■ **What is expected**: Search the records that follow and extract every line containing the string "ریاست".

Source data:
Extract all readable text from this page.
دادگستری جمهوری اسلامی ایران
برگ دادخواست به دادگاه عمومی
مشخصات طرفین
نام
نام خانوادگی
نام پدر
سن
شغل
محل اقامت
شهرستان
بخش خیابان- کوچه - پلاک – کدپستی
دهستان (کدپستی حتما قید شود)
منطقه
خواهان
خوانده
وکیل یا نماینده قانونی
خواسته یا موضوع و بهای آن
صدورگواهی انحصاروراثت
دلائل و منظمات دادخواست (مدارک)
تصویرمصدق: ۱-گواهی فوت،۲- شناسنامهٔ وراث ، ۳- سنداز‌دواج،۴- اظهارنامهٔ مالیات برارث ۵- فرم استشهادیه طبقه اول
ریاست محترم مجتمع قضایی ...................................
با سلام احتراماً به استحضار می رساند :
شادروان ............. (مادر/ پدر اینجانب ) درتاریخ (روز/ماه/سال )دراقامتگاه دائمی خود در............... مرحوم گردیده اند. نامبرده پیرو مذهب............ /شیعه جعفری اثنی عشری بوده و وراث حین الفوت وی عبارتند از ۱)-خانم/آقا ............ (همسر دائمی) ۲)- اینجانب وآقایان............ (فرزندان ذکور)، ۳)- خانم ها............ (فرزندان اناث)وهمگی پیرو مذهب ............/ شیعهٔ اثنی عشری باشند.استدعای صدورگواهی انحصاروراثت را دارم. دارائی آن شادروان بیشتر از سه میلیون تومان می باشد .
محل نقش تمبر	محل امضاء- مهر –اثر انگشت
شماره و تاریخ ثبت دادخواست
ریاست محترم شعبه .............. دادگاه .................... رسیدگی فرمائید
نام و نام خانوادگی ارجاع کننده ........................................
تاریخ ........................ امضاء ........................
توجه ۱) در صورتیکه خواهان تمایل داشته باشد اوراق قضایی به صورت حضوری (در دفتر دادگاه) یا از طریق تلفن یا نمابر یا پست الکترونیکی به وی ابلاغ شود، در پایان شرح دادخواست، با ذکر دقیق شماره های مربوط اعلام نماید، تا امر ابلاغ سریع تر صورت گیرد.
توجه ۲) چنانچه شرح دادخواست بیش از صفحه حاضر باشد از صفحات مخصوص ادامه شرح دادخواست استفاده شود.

■ **Completed task**:
ریاست محترم مجتمع قضایی ...................................
ریاست محترم شعبه .............. دادگاه .................... رسیدگی فرمائید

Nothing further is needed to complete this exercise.